Rows from a figure dataset:
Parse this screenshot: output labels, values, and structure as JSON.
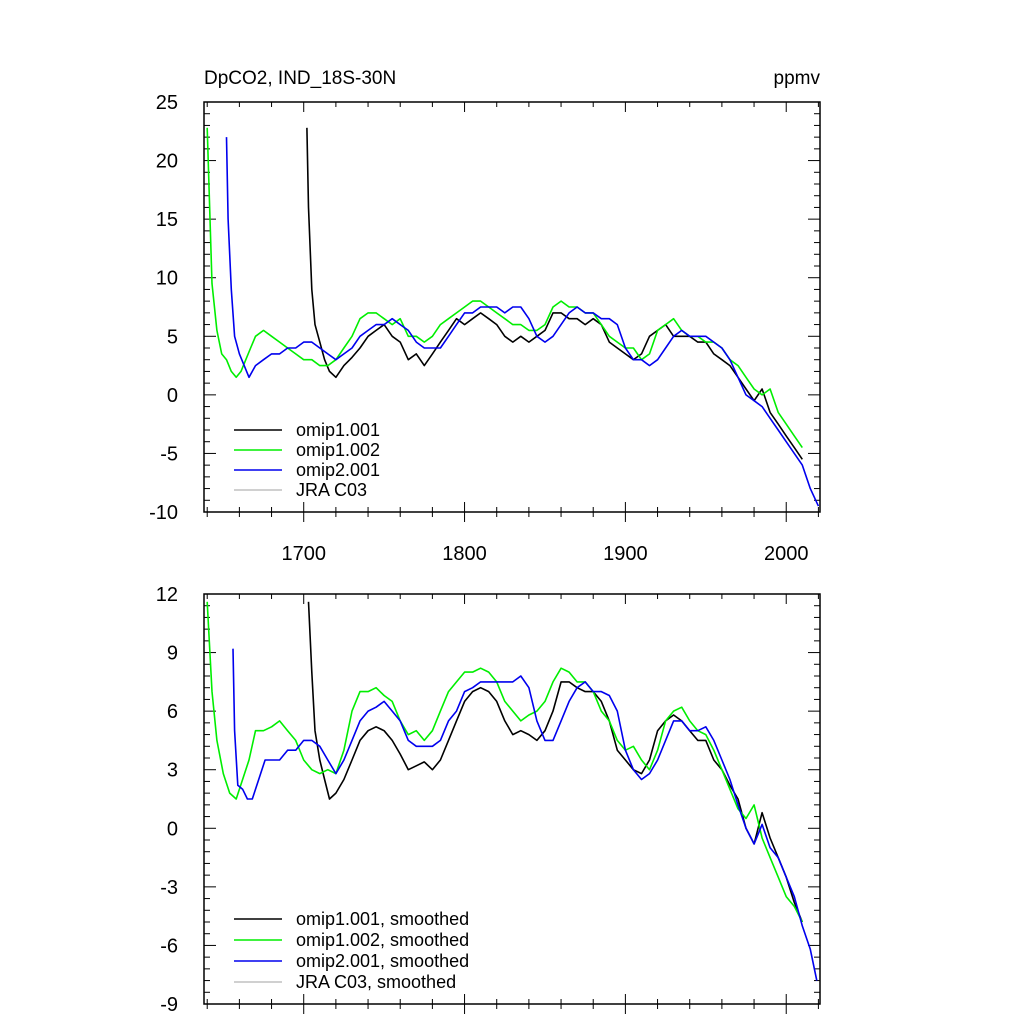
{
  "figure": {
    "background": "#ffffff",
    "series_styles": [
      {
        "name": "omip1.001",
        "color": "#000000"
      },
      {
        "name": "omip1.002",
        "color": "#00ee00"
      },
      {
        "name": "omip2.001",
        "color": "#0000ee"
      },
      {
        "name": "JRA C03",
        "color": "#c0c0c0"
      }
    ]
  },
  "chart_data": [
    {
      "type": "line",
      "title": "DpCO2, IND_18S-30N",
      "units": "ppmv",
      "xlabel": "",
      "ylabel": "",
      "xlim": [
        1638,
        2021
      ],
      "ylim": [
        -10,
        25
      ],
      "xticks": [
        1700,
        1800,
        1900,
        2000
      ],
      "yticks": [
        -10,
        -5,
        0,
        5,
        10,
        15,
        20,
        25
      ],
      "yticks_labels": [
        "-10",
        "-5",
        "0",
        "5",
        "10",
        "15",
        "20",
        "25"
      ],
      "grid": false,
      "legend": {
        "placement": "bottom-left",
        "entries": [
          "omip1.001",
          "omip1.002",
          "omip2.001",
          "JRA C03"
        ]
      },
      "series": [
        {
          "name": "omip1.001",
          "x": [
            1702,
            1703,
            1705,
            1707,
            1710,
            1713,
            1716,
            1720,
            1725,
            1730,
            1735,
            1740,
            1745,
            1750,
            1755,
            1760,
            1765,
            1770,
            1775,
            1780,
            1785,
            1790,
            1795,
            1800,
            1805,
            1810,
            1815,
            1820,
            1825,
            1830,
            1835,
            1840,
            1845,
            1850,
            1855,
            1860,
            1865,
            1870,
            1875,
            1880,
            1885,
            1890,
            1895,
            1900,
            1905,
            1910,
            1915,
            1920,
            1925,
            1930,
            1935,
            1940,
            1945,
            1950,
            1955,
            1960,
            1965,
            1970,
            1975,
            1980,
            1985,
            1990,
            1995,
            2000,
            2005,
            2010
          ],
          "y": [
            22.8,
            16,
            9,
            6,
            4.5,
            3,
            2,
            1.5,
            2.5,
            3.2,
            4,
            5,
            5.5,
            6,
            5,
            4.5,
            3,
            3.5,
            2.5,
            3.5,
            4.5,
            5.5,
            6.5,
            6,
            6.5,
            7,
            6.5,
            6,
            5,
            4.5,
            5,
            4.5,
            5,
            5.5,
            7,
            7,
            6.5,
            6.5,
            6,
            6.5,
            6,
            4.5,
            4,
            3.5,
            3,
            3.5,
            5,
            5.5,
            6,
            5,
            5,
            5,
            4.5,
            4.5,
            3.5,
            3,
            2.5,
            1.5,
            0.5,
            -0.5,
            0.5,
            -1.5,
            -2.5,
            -3.5,
            -4.5,
            -5.5
          ]
        },
        {
          "name": "omip1.002",
          "x": [
            1640,
            1643,
            1646,
            1649,
            1652,
            1655,
            1658,
            1661,
            1664,
            1667,
            1670,
            1675,
            1680,
            1685,
            1690,
            1695,
            1700,
            1705,
            1710,
            1715,
            1720,
            1725,
            1730,
            1735,
            1740,
            1745,
            1750,
            1755,
            1760,
            1765,
            1770,
            1775,
            1780,
            1785,
            1790,
            1795,
            1800,
            1805,
            1810,
            1815,
            1820,
            1825,
            1830,
            1835,
            1840,
            1845,
            1850,
            1855,
            1860,
            1865,
            1870,
            1875,
            1880,
            1885,
            1890,
            1895,
            1900,
            1905,
            1910,
            1915,
            1920,
            1925,
            1930,
            1935,
            1940,
            1945,
            1950,
            1955,
            1960,
            1965,
            1970,
            1975,
            1980,
            1985,
            1990,
            1995,
            2000,
            2005,
            2010
          ],
          "y": [
            22.8,
            9.5,
            5.5,
            3.5,
            3,
            2,
            1.5,
            2,
            3,
            4,
            5,
            5.5,
            5,
            4.5,
            4,
            3.5,
            3,
            3,
            2.5,
            2.5,
            3,
            4,
            5,
            6.5,
            7,
            7,
            6.5,
            6,
            6.5,
            5,
            5,
            4.5,
            5,
            6,
            6.5,
            7,
            7.5,
            8,
            8,
            7.5,
            7,
            6.5,
            6,
            6,
            5.5,
            5.5,
            6,
            7.5,
            8,
            7.5,
            7.5,
            7,
            7,
            6,
            5,
            4.5,
            4,
            4,
            3,
            3.5,
            5.5,
            6,
            6.5,
            5.5,
            5,
            5,
            4.5,
            4.5,
            4,
            3,
            2.5,
            1.5,
            0.5,
            0,
            0.5,
            -1.5,
            -2.5,
            -3.5,
            -4.5
          ]
        },
        {
          "name": "omip2.001",
          "x": [
            1652,
            1653,
            1655,
            1657,
            1660,
            1663,
            1666,
            1670,
            1675,
            1680,
            1685,
            1690,
            1695,
            1700,
            1705,
            1710,
            1715,
            1720,
            1725,
            1730,
            1735,
            1740,
            1745,
            1750,
            1755,
            1760,
            1765,
            1770,
            1775,
            1780,
            1785,
            1790,
            1795,
            1800,
            1805,
            1810,
            1815,
            1820,
            1825,
            1830,
            1835,
            1840,
            1845,
            1850,
            1855,
            1860,
            1865,
            1870,
            1875,
            1880,
            1885,
            1890,
            1895,
            1900,
            1905,
            1910,
            1915,
            1920,
            1925,
            1930,
            1935,
            1940,
            1945,
            1950,
            1955,
            1960,
            1965,
            1970,
            1975,
            1980,
            1985,
            1990,
            1995,
            2000,
            2005,
            2010,
            2015,
            2020
          ],
          "y": [
            22,
            15,
            9,
            5,
            3.5,
            2.5,
            1.5,
            2.5,
            3,
            3.5,
            3.5,
            4,
            4,
            4.5,
            4.5,
            4,
            3.5,
            3,
            3.5,
            4,
            5,
            5.5,
            6,
            6,
            6.5,
            6,
            5.5,
            4.5,
            4,
            4,
            4,
            5,
            6,
            7,
            7,
            7.5,
            7.5,
            7.5,
            7,
            7.5,
            7.5,
            6.5,
            5,
            4.5,
            5,
            6,
            7,
            7.5,
            7,
            7,
            6.5,
            6.5,
            6,
            4,
            3,
            3,
            2.5,
            3,
            4,
            5,
            5.5,
            5,
            5,
            5,
            4.5,
            4,
            3,
            1.5,
            0,
            -0.5,
            -1,
            -2,
            -3,
            -4,
            -5,
            -6,
            -8,
            -9.5
          ]
        },
        {
          "name": "JRA C03",
          "x": [],
          "y": []
        }
      ]
    },
    {
      "type": "line",
      "title": "",
      "units": "",
      "xlabel": "",
      "ylabel": "",
      "xlim": [
        1638,
        2021
      ],
      "ylim": [
        -9,
        12
      ],
      "xticks": [
        1700,
        1800,
        1900,
        2000
      ],
      "yticks": [
        -9,
        -6,
        -3,
        0,
        3,
        6,
        9,
        12
      ],
      "yticks_labels": [
        "-9",
        "-6",
        "-3",
        "0",
        "3",
        "6",
        "9",
        "12"
      ],
      "grid": false,
      "legend": {
        "placement": "bottom-left",
        "entries": [
          "omip1.001, smoothed",
          "omip1.002, smoothed",
          "omip2.001, smoothed",
          "JRA C03, smoothed"
        ]
      },
      "series": [
        {
          "name": "omip1.001, smoothed",
          "x": [
            1703,
            1705,
            1707,
            1710,
            1713,
            1716,
            1720,
            1725,
            1730,
            1735,
            1740,
            1745,
            1750,
            1755,
            1760,
            1765,
            1770,
            1775,
            1780,
            1785,
            1790,
            1795,
            1800,
            1805,
            1810,
            1815,
            1820,
            1825,
            1830,
            1835,
            1840,
            1845,
            1850,
            1855,
            1860,
            1865,
            1870,
            1875,
            1880,
            1885,
            1890,
            1895,
            1900,
            1905,
            1910,
            1915,
            1920,
            1925,
            1930,
            1935,
            1940,
            1945,
            1950,
            1955,
            1960,
            1965,
            1970,
            1975,
            1980,
            1985,
            1990,
            1995,
            2000,
            2005,
            2010
          ],
          "y": [
            11.6,
            8,
            5,
            3.5,
            2.5,
            1.5,
            1.8,
            2.5,
            3.5,
            4.5,
            5,
            5.2,
            5,
            4.5,
            3.8,
            3,
            3.2,
            3.4,
            3,
            3.5,
            4.5,
            5.5,
            6.5,
            7,
            7.2,
            7,
            6.5,
            5.5,
            4.8,
            5,
            4.8,
            4.5,
            5,
            6,
            7.5,
            7.5,
            7.2,
            7,
            7,
            6.5,
            5.5,
            4,
            3.5,
            3,
            2.8,
            3.5,
            5,
            5.5,
            5.8,
            5.5,
            5,
            4.5,
            4.5,
            3.5,
            3,
            2.2,
            1.5,
            0,
            -0.8,
            0.8,
            -0.5,
            -1.5,
            -2.5,
            -3.8,
            -4.8
          ]
        },
        {
          "name": "omip1.002, smoothed",
          "x": [
            1640,
            1643,
            1646,
            1650,
            1654,
            1658,
            1662,
            1666,
            1670,
            1675,
            1680,
            1685,
            1690,
            1695,
            1700,
            1705,
            1710,
            1715,
            1720,
            1725,
            1730,
            1735,
            1740,
            1745,
            1750,
            1755,
            1760,
            1765,
            1770,
            1775,
            1780,
            1785,
            1790,
            1795,
            1800,
            1805,
            1810,
            1815,
            1820,
            1825,
            1830,
            1835,
            1840,
            1845,
            1850,
            1855,
            1860,
            1865,
            1870,
            1875,
            1880,
            1885,
            1890,
            1895,
            1900,
            1905,
            1910,
            1915,
            1920,
            1925,
            1930,
            1935,
            1940,
            1945,
            1950,
            1955,
            1960,
            1965,
            1970,
            1975,
            1980,
            1985,
            1990,
            1995,
            2000,
            2005,
            2010
          ],
          "y": [
            11.6,
            7,
            4.5,
            2.8,
            1.8,
            1.5,
            2.5,
            3.5,
            5,
            5,
            5.2,
            5.5,
            5,
            4.5,
            3.5,
            3,
            2.8,
            3,
            2.8,
            4,
            6,
            7,
            7,
            7.2,
            6.8,
            6.5,
            5.5,
            4.8,
            5,
            4.5,
            5,
            6,
            7,
            7.5,
            8,
            8,
            8.2,
            8,
            7.5,
            6.5,
            6,
            5.5,
            5.8,
            6,
            6.5,
            7.5,
            8.2,
            8,
            7.5,
            7.5,
            7,
            6,
            5.5,
            4.5,
            4,
            4.2,
            3.5,
            3,
            4,
            5.5,
            6,
            6.2,
            5.5,
            5,
            4.8,
            4,
            3,
            2,
            1,
            0.5,
            1.2,
            -0.5,
            -1.5,
            -2.5,
            -3.5,
            -4,
            -4.8
          ]
        },
        {
          "name": "omip2.001, smoothed",
          "x": [
            1656,
            1657,
            1659,
            1662,
            1665,
            1668,
            1672,
            1676,
            1680,
            1685,
            1690,
            1695,
            1700,
            1705,
            1710,
            1715,
            1720,
            1725,
            1730,
            1735,
            1740,
            1745,
            1750,
            1755,
            1760,
            1765,
            1770,
            1775,
            1780,
            1785,
            1790,
            1795,
            1800,
            1805,
            1810,
            1815,
            1820,
            1825,
            1830,
            1835,
            1840,
            1845,
            1850,
            1855,
            1860,
            1865,
            1870,
            1875,
            1880,
            1885,
            1890,
            1895,
            1900,
            1905,
            1910,
            1915,
            1920,
            1925,
            1930,
            1935,
            1940,
            1945,
            1950,
            1955,
            1960,
            1965,
            1970,
            1975,
            1980,
            1985,
            1990,
            1995,
            2000,
            2005,
            2010,
            2015,
            2019
          ],
          "y": [
            9.2,
            5,
            2.2,
            2,
            1.5,
            1.5,
            2.5,
            3.5,
            3.5,
            3.5,
            4,
            4,
            4.5,
            4.5,
            4.2,
            3.5,
            2.8,
            3.5,
            4.5,
            5.5,
            6,
            6.2,
            6.5,
            6,
            5.5,
            4.5,
            4.2,
            4.2,
            4.2,
            4.5,
            5.5,
            6,
            7,
            7.2,
            7.5,
            7.5,
            7.5,
            7.5,
            7.5,
            7.8,
            7.2,
            5.5,
            4.5,
            4.5,
            5.5,
            6.5,
            7.2,
            7.5,
            7,
            7,
            6.8,
            6,
            4,
            3,
            2.5,
            2.8,
            3.5,
            4.5,
            5.5,
            5.5,
            5,
            5,
            5.2,
            4.5,
            3.5,
            2.5,
            1.2,
            0,
            -0.8,
            0.2,
            -1,
            -1.5,
            -2.5,
            -3.5,
            -5,
            -6.2,
            -7.8
          ]
        },
        {
          "name": "JRA C03, smoothed",
          "x": [],
          "y": []
        }
      ]
    }
  ]
}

What you have to do:
From the listing above, return each line with the word "name".

Reply:
        "name": "omip1.001",
        "name": "omip1.002",
        "name": "omip2.001",
        "name": "JRA C03",
          "name": "omip1.001",
          "name": "omip1.002",
          "name": "omip2.001",
          "name": "JRA C03",
          "name": "omip1.001, smoothed",
          "name": "omip1.002, smoothed",
          "name": "omip2.001, smoothed",
          "name": "JRA C03, smoothed",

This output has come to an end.